## TASK LIST
a - In the passage on writing assignments, write out the part starting with "In essence, every" and going on through "enhance that knowledge.", swapping "bridge" for "link".
b - In the passage on writing assignments, in which section of the assignment does the teacher mention developing research strategies in the computer lab?

::: EXTRACT TO READ

Indeed, the teacher writes, “This paper requires you be the same kind of researcher and be similarly introspective about the meanings of texts you encounter and the responses that you have to those texts.”  That the teacher italicized this information makes it even clearer that she wants the reader to take note of it.

Another knowledge base the assignment assumes the writer will draw from is the library.  In the section titled “Sources of Information,” the teacher writes, “we will work on developing research strategies for this paper using the computer lab.”  Here, as is often the case in English 130, the teacher does not expect you to rely solely on the research skills you gleaned from other high school and college courses, but takes time in class to help you develop the skills you need as a writer in the university.  

In essence, every course you take at Chico State is working toward building a knowledge base that will comprise your educational experience here.  Each individual assignment is like a bridge that connects the knowledge you have with the new methods and information that will enhance that knowledge.

::::::
::: RECORD EXCERPTS

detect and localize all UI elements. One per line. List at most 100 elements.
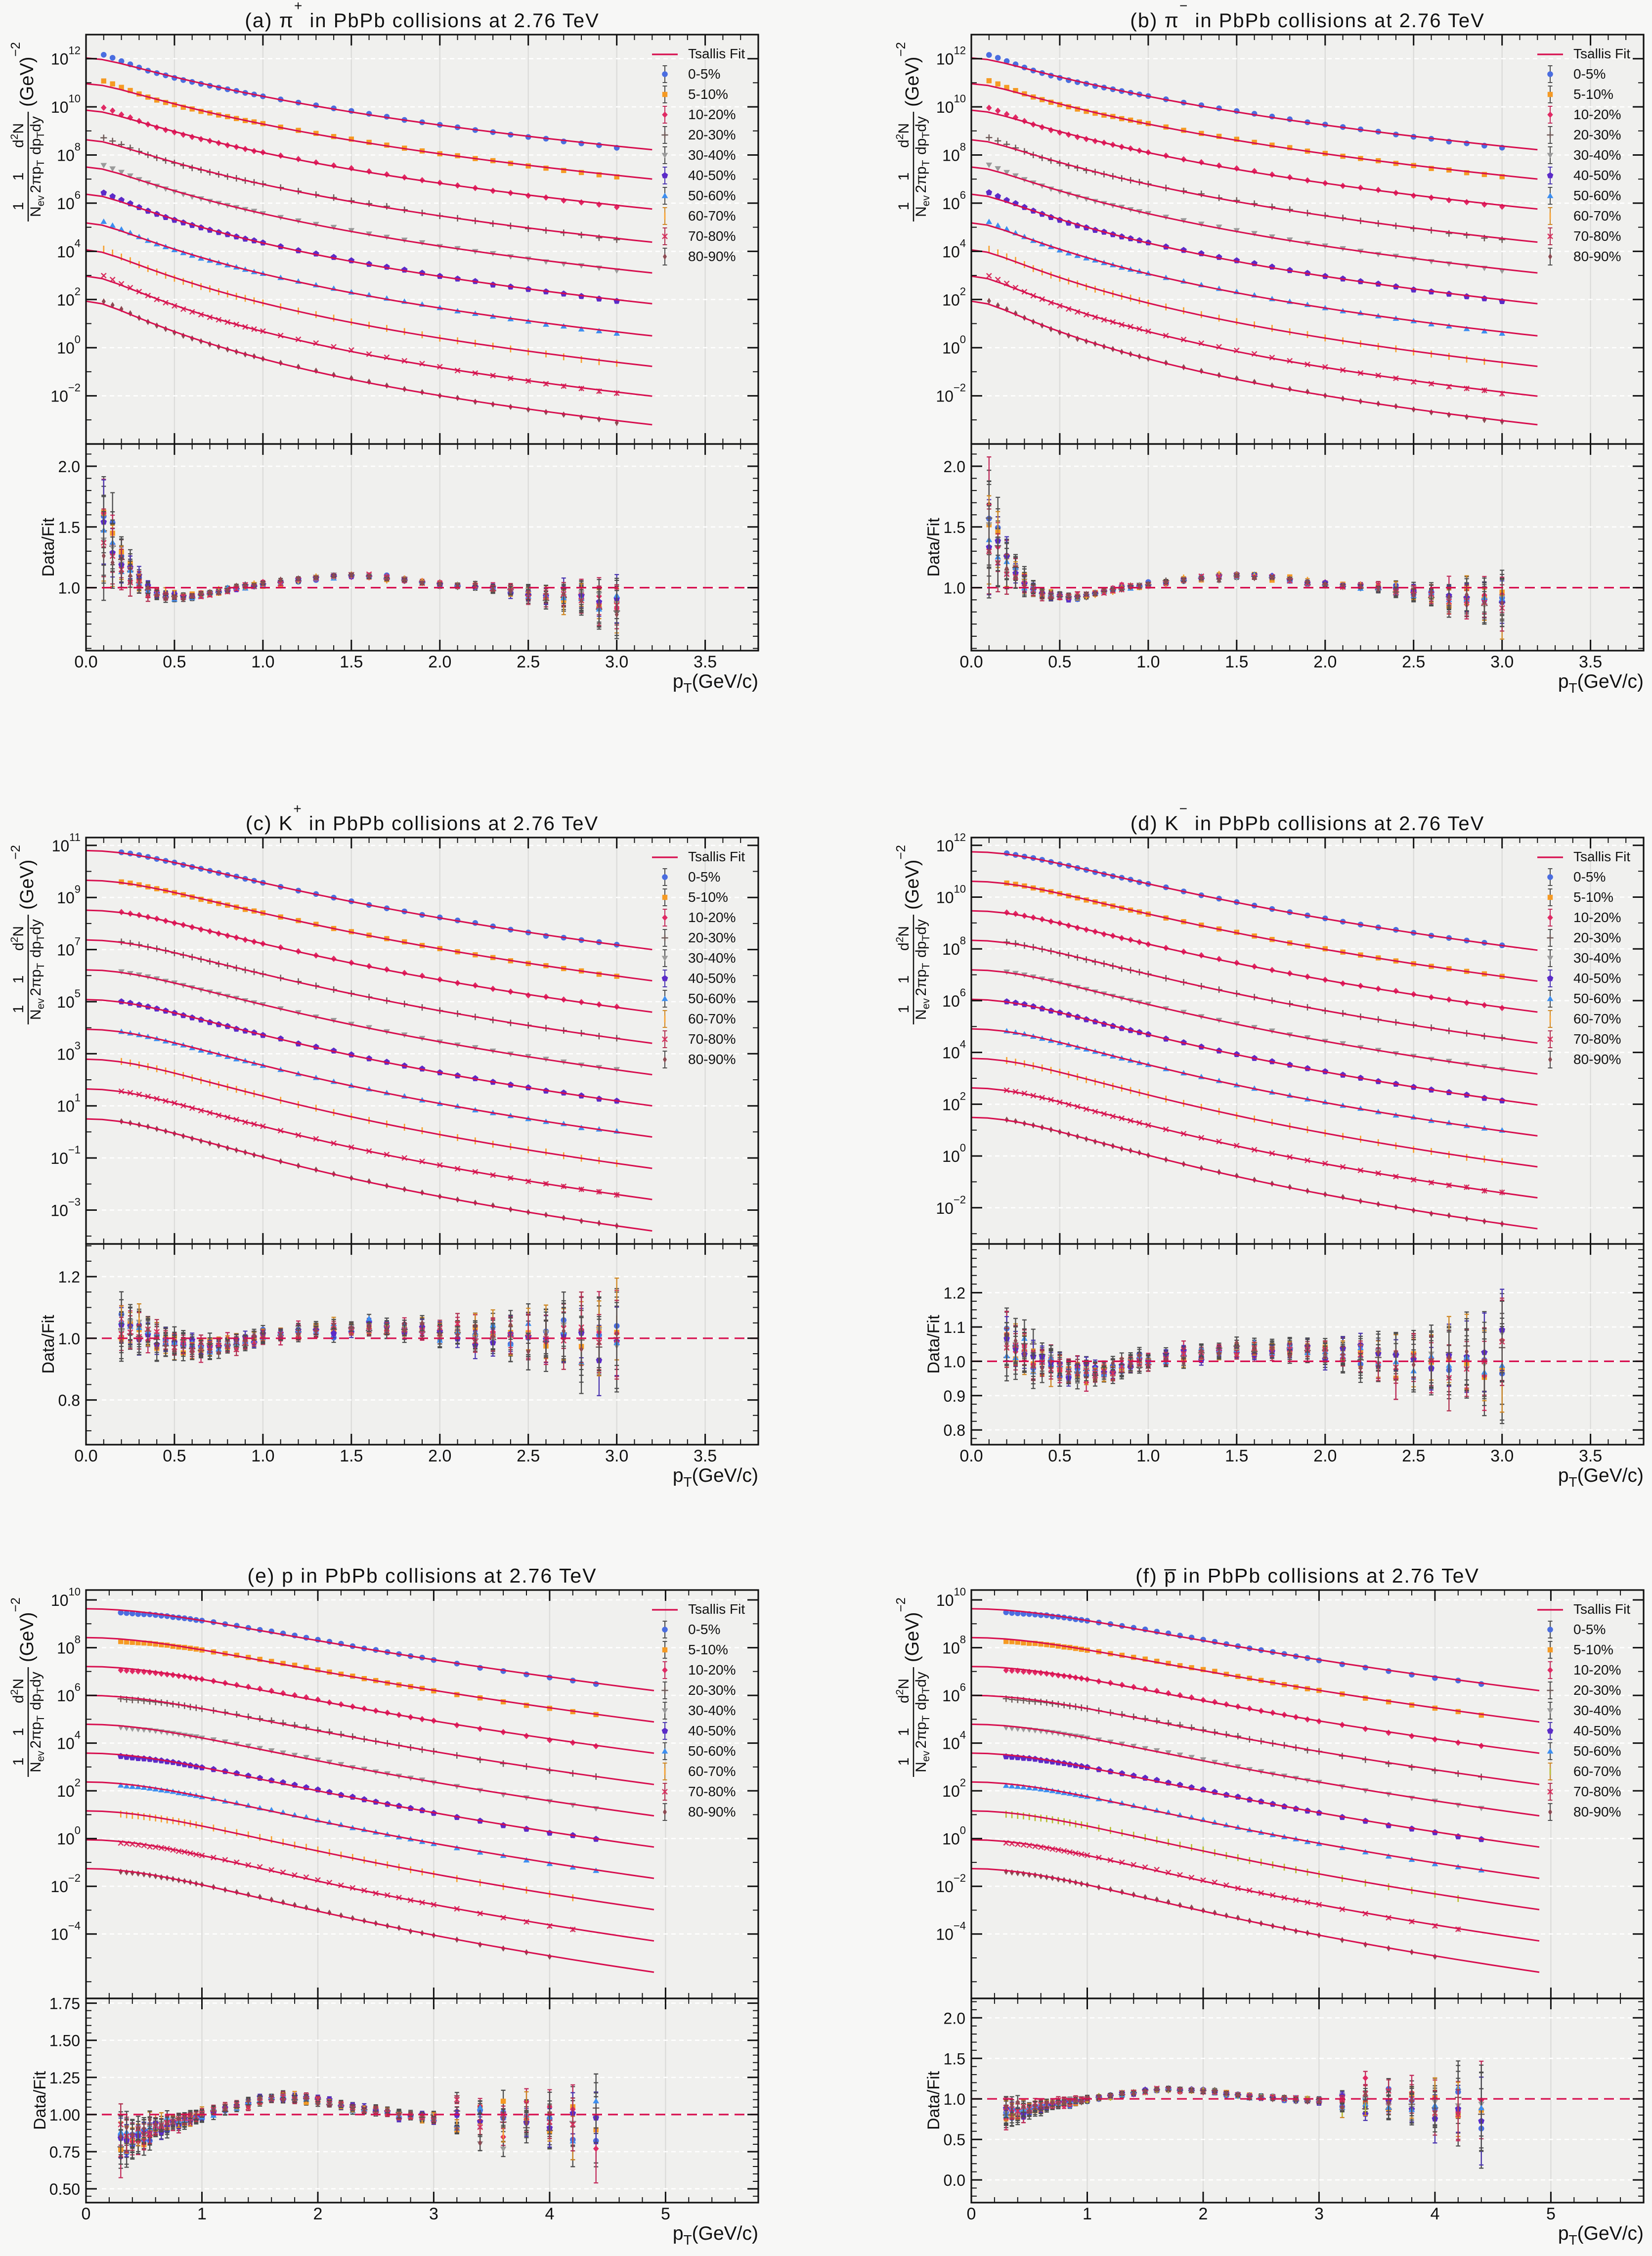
svg-text:0-5%: 0-5% — [1573, 869, 1606, 885]
svg-text:1.1: 1.1 — [944, 1319, 965, 1336]
svg-text:Tsallis Fit: Tsallis Fit — [688, 849, 745, 864]
svg-text:2.5: 2.5 — [1402, 653, 1425, 671]
svg-text:1: 1 — [896, 1728, 912, 1736]
svg-text:1.5: 1.5 — [944, 519, 965, 536]
svg-text:Data/Fit: Data/Fit — [39, 1315, 58, 1374]
svg-text:1.0: 1.0 — [58, 1330, 80, 1348]
svg-text:50-60%: 50-60% — [688, 188, 736, 203]
svg-text:20-30%: 20-30% — [688, 1682, 736, 1698]
svg-text:5-10%: 5-10% — [1573, 87, 1613, 102]
svg-text:70-80%: 70-80% — [1573, 1031, 1621, 1047]
svg-text:60-70%: 60-70% — [688, 1011, 736, 1026]
svg-text:1.0: 1.0 — [1136, 1447, 1160, 1465]
svg-text:Data/Fit: Data/Fit — [39, 518, 58, 577]
svg-text:Tsallis Fit: Tsallis Fit — [1573, 849, 1630, 864]
svg-text:2.0: 2.0 — [428, 653, 451, 671]
svg-text:dpTdy: dpTdy — [913, 116, 932, 155]
svg-text:5-10%: 5-10% — [1573, 1642, 1613, 1657]
svg-text:10-20%: 10-20% — [688, 910, 736, 925]
svg-text:0.0: 0.0 — [959, 653, 983, 671]
svg-text:50-60%: 50-60% — [688, 991, 736, 1006]
svg-text:1: 1 — [896, 173, 912, 181]
svg-text:5-10%: 5-10% — [1573, 889, 1613, 905]
svg-text:1: 1 — [10, 202, 27, 211]
svg-text:3.0: 3.0 — [1490, 1447, 1514, 1465]
svg-text:Data/Fit: Data/Fit — [924, 2071, 943, 2130]
svg-text:2.0: 2.0 — [428, 1447, 451, 1465]
svg-text:3.5: 3.5 — [694, 1447, 717, 1465]
svg-text:60-70%: 60-70% — [1573, 1764, 1621, 1779]
svg-text:(e) p in PbPb collisions at 2.: (e) p in PbPb collisions at 2.76 TeV — [247, 1564, 597, 1587]
svg-text:80-90%: 80-90% — [1573, 249, 1621, 264]
svg-text:0.5: 0.5 — [944, 2131, 965, 2149]
svg-text:1: 1 — [10, 1005, 27, 1014]
svg-text:d2N: d2N — [9, 123, 27, 148]
svg-text:5: 5 — [1546, 2205, 1556, 2223]
svg-text:3.5: 3.5 — [694, 653, 717, 671]
svg-text:1.0: 1.0 — [944, 579, 965, 597]
svg-text:3.0: 3.0 — [605, 653, 628, 671]
svg-text:Tsallis Fit: Tsallis Fit — [688, 1601, 745, 1617]
svg-text:1.75: 1.75 — [49, 1995, 80, 2013]
svg-text:70-80%: 70-80% — [688, 1784, 736, 1799]
svg-text:20-30%: 20-30% — [1573, 1682, 1621, 1698]
svg-text:2.0: 2.0 — [1313, 653, 1337, 671]
svg-text:30-40%: 30-40% — [688, 147, 736, 163]
svg-text:1.0: 1.0 — [944, 1353, 965, 1371]
svg-text:1.0: 1.0 — [58, 579, 80, 597]
svg-text:1: 1 — [896, 1005, 912, 1014]
svg-text:1.5: 1.5 — [1225, 653, 1248, 671]
svg-text:0.50: 0.50 — [49, 2180, 80, 2198]
svg-text:2.0: 2.0 — [944, 458, 965, 476]
svg-text:30-40%: 30-40% — [688, 1703, 736, 1718]
svg-text:0.9: 0.9 — [944, 1387, 965, 1405]
svg-text:80-90%: 80-90% — [1573, 1052, 1621, 1067]
svg-text:Data/Fit: Data/Fit — [31, 2071, 49, 2130]
svg-text:0-5%: 0-5% — [688, 66, 720, 82]
svg-text:30-40%: 30-40% — [1573, 950, 1621, 966]
svg-text:5-10%: 5-10% — [688, 87, 728, 102]
svg-text:20-30%: 20-30% — [1573, 930, 1621, 945]
svg-text:80-90%: 80-90% — [1573, 1804, 1621, 1819]
svg-text:4: 4 — [1430, 2205, 1439, 2223]
svg-text:2.0: 2.0 — [58, 458, 80, 476]
svg-text:4: 4 — [545, 2205, 554, 2223]
svg-text:Data/Fit: Data/Fit — [924, 518, 943, 577]
svg-text:50-60%: 50-60% — [1573, 188, 1621, 203]
svg-text:60-70%: 60-70% — [1573, 1011, 1621, 1026]
svg-text:0.0: 0.0 — [944, 2171, 965, 2189]
svg-text:5-10%: 5-10% — [688, 1642, 728, 1657]
svg-text:dpTdy: dpTdy — [913, 1672, 932, 1710]
svg-text:40-50%: 40-50% — [688, 1723, 736, 1738]
svg-text:10-20%: 10-20% — [1573, 1662, 1621, 1678]
svg-text:1.2: 1.2 — [944, 1284, 965, 1302]
svg-text:30-40%: 30-40% — [688, 950, 736, 966]
svg-text:1: 1 — [10, 173, 27, 181]
svg-text:Tsallis Fit: Tsallis Fit — [688, 46, 745, 61]
svg-text:1: 1 — [10, 1728, 27, 1736]
svg-text:1.5: 1.5 — [944, 2050, 965, 2068]
svg-text:0.0: 0.0 — [959, 1447, 983, 1465]
svg-text:1.2: 1.2 — [58, 1268, 80, 1286]
svg-text:10-20%: 10-20% — [688, 1662, 736, 1678]
svg-text:2.5: 2.5 — [517, 1447, 540, 1465]
svg-text:2.0: 2.0 — [944, 2009, 965, 2027]
svg-text:0.8: 0.8 — [944, 1421, 965, 1439]
svg-text:30-40%: 30-40% — [1573, 1703, 1621, 1718]
svg-text:70-80%: 70-80% — [1573, 228, 1621, 244]
svg-text:50-60%: 50-60% — [1573, 991, 1621, 1006]
svg-text:2: 2 — [313, 2205, 323, 2223]
svg-text:0.75: 0.75 — [49, 2143, 80, 2161]
svg-text:d2N: d2N — [9, 926, 27, 951]
svg-text:(f) p̅ in PbPb collisions at 2: (f) p̅ in PbPb collisions at 2.76 TeV — [1135, 1564, 1479, 1587]
svg-text:10-20%: 10-20% — [688, 107, 736, 122]
svg-text:60-70%: 60-70% — [688, 208, 736, 223]
svg-text:1: 1 — [896, 202, 912, 211]
svg-text:1.00: 1.00 — [49, 2106, 80, 2124]
svg-text:1.5: 1.5 — [58, 519, 80, 536]
svg-text:5-10%: 5-10% — [688, 889, 728, 905]
svg-text:1: 1 — [10, 1758, 27, 1766]
svg-text:20-30%: 20-30% — [1573, 127, 1621, 142]
svg-text:3.5: 3.5 — [1579, 1447, 1602, 1465]
svg-text:70-80%: 70-80% — [1573, 1784, 1621, 1799]
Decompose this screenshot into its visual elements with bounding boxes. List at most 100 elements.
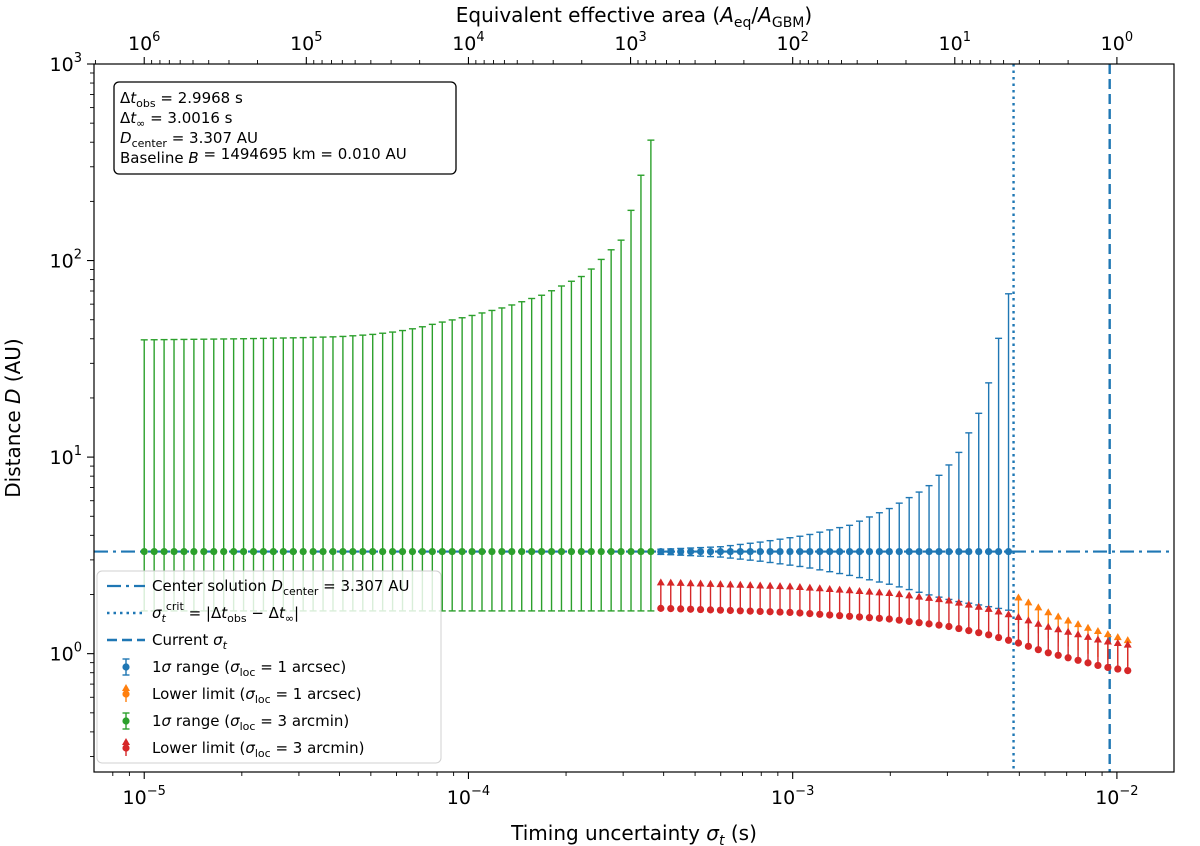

::::::

## THE REPLIES
a -
In essence, every course you take at Chico State is working toward building a knowledge base that will comprise your educational experience here.  Each individual assignment is like a link that connects the knowledge you have with the new methods and information that will enhance that knowledge.

b - The section titled "Sources of Information."